A sua tarefa: Prossiga o texto sobre o pequeno filme virtual e a sua interface a partir da última frase apresentada.

Documento:
......

Um Pequeno Filme Virtual para este sábado. Além da história simpática, embora não se perceba porque não se limita ele a entrar em contacto com ela através daquele meio a que ambos têm aparentemente acesso (terá sido culpado de alguma coisa? Terá sido ele a pô-la naquele estado? Vejam como esta aceitarmos a possibilidade desta singela dúvida consegue alterar, no final, a percepção da história e inclusive do tipo de história que presenciámos), um pormenor que talvez não seja fascinante para muitos apesar de o ser para mim: a qualidade e rigor que foi aplicada na determinação do user interface - o ritual de abrir a mão esquerda com um pequeno solavanco para sustentar o painel redondo, o uso da mão direita como auxiliar de selecção, os mostradores digitais localizados entre pulso e palma, a união de certos dedos para activar opções específicas, o uso posterior das mãos como orientadores dos parâmetros do sistema (aumentar os blocos, pintar as cores).

Notem como não é sequer necessário que nos seja mostrada a sequência de passos completa - intuímos na perfeição que qualquer tentativa de desenho e ajuste passou primeiramente pela escolha de uma opção («desenhar bloco», por exemplo), que essa opção terá tido várias sub-opções disponíveis («encolher», «expandir», «rodar», «deslocação guiada», etc) e que no final os dedos e as mãos funcionam como meros apontadores (os ratos daquele computador) que «arrastam» e «definem».

Notem como a atenção dada a este nível de detalhe permite emprestar à pequena dança do actor (suponho que a interpretar contra fundo verde em estúdio vazio, o que não deixa de ser um virtuosismo de imaginação) uma coerência forte, e que é esta simples coerência que permite suster, enquanto espectadores, a nossa descrença (o princípio pelo qual funciona uma obra de ficção na mente do leitor) e envolvermo-nos na possibilidade deste mundo desconhecido.

......

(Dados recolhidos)
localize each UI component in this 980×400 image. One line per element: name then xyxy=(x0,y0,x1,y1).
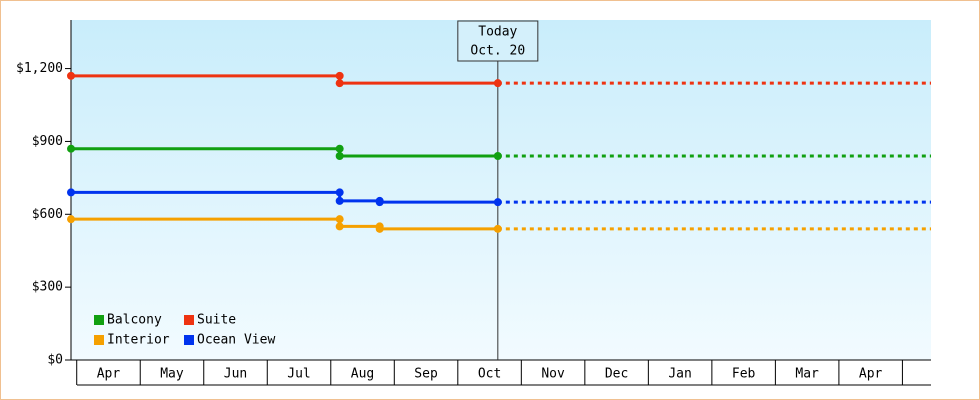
legend-label: Ocean View xyxy=(197,333,275,348)
price-point xyxy=(67,215,75,224)
today-box xyxy=(457,20,539,62)
today-label: Today xyxy=(478,25,517,40)
legend-swatch xyxy=(184,335,194,345)
price-point xyxy=(493,224,502,233)
x-tick-label: May xyxy=(160,367,184,382)
x-tick-label: Oct xyxy=(478,367,501,382)
x-tick-label: Mar xyxy=(795,367,819,382)
x-tick-label: Jun xyxy=(224,367,247,382)
x-tick-label: Jul xyxy=(287,367,310,382)
y-tick-label: $1,200 xyxy=(16,61,63,76)
y-tick-label: $300 xyxy=(32,280,63,295)
plot-area xyxy=(71,20,931,360)
price-point xyxy=(335,144,344,153)
price-point xyxy=(335,71,344,80)
price-point xyxy=(335,222,344,231)
price-point xyxy=(67,188,75,197)
price-point xyxy=(493,79,502,88)
price-point xyxy=(67,144,75,153)
price-line xyxy=(71,217,498,231)
price-point xyxy=(67,71,75,80)
x-tick-label: Feb xyxy=(732,367,756,382)
x-tick-label: Sep xyxy=(414,367,438,382)
price-point xyxy=(335,188,344,197)
price-point xyxy=(335,79,344,88)
x-tick-label: Apr xyxy=(859,367,883,382)
price-point xyxy=(493,198,502,207)
legend-swatch xyxy=(94,335,104,345)
x-tick-label: Jan xyxy=(668,367,691,382)
y-tick-label: $900 xyxy=(32,134,63,149)
today-label: Oct. 20 xyxy=(470,44,525,59)
y-tick-label: $600 xyxy=(32,207,63,222)
x-tick-label: Aug xyxy=(351,367,374,382)
legend-label: Interior xyxy=(107,333,170,348)
price-point xyxy=(335,215,344,224)
legend-label: Balcony xyxy=(107,313,162,328)
price-point xyxy=(335,152,344,160)
x-tick-label: Nov xyxy=(541,367,565,382)
legend-swatch xyxy=(94,315,104,325)
y-tick-label: $0 xyxy=(47,353,63,368)
price-line xyxy=(71,190,498,204)
price-point xyxy=(335,196,344,205)
x-tick-label: Apr xyxy=(97,367,121,382)
legend-label: Suite xyxy=(197,313,236,328)
x-tick-label: Dec xyxy=(605,367,628,382)
price-point xyxy=(375,198,384,207)
price-point xyxy=(375,224,384,233)
legend-swatch xyxy=(184,315,194,325)
price-point xyxy=(493,152,502,160)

......

Resultado final:
Este é o tipo de pormenor, aliado ao rigor, a que os autores recém-chegados à Ficção Científica, provenientes de outras áreas, não dão grande importância, mas que é, em último caso, a essência do género. Os instrumentos de trabalho que estes autores estão acostumados a utilizar torna-os mais aptos a lidar com o material em questão na óptica da história, ou da capacidade lírica, ou do percurso interior - o que não deixaria de ser válido, mas que não produz o efeito de encantamento e de absoluta impenetrabilidade na estranheza da situação que os mecanismos da Ficção Científica permitem, quando aplicados correctamente como neste caso. Somos obrigados a seguir a narrativa até ao final para que esta finalmente nos aceite, nos permita entrar e nos revele o segredo que manteve guardado tanto tempo, um processo não distante do próprio processo da descoberta científica. Aliás, se há algo que a FC e a ciência partilham é uma convicção absoluta de que o universo é mais interessante de conhecer que o ser humano - e se nesta preferência possa residir um certo repúdio pela complexidade e confusão da experiência sentimental, são temas curiosos mas demasiado complexos para esta nota matutina e breve...

Neste caso trata-se de uma história simples, como convém a uma curta, e inclusive sabe que não será pela originalidade do enredo que brilha (embora as nossas expectativas sejam correctamente ludibriadas e o final não seja o que esperávamos, o que é também a torna num bom acto de storytelling).

É este tipo de esmero, fruto de uma preparação e de um trabalho efectivo sobre as possibilidades do mundo inventado que a história nos abre, que deverá existir por base da concepção de uma boa obra de Ficção Científica. Infelizmente, para meu grande pesar e desapontamento, os exemplos em português que eu, e outros colegas, tivemos oportunidade de apreciar recentemente eram omissos neste cuidado, nesta preocupação essencial. Mas sobre essa questão falarei mais no futuro. Fiquem-se com o filme. (Via Jorge)


World Builder from Bruce Branit on Vimeo.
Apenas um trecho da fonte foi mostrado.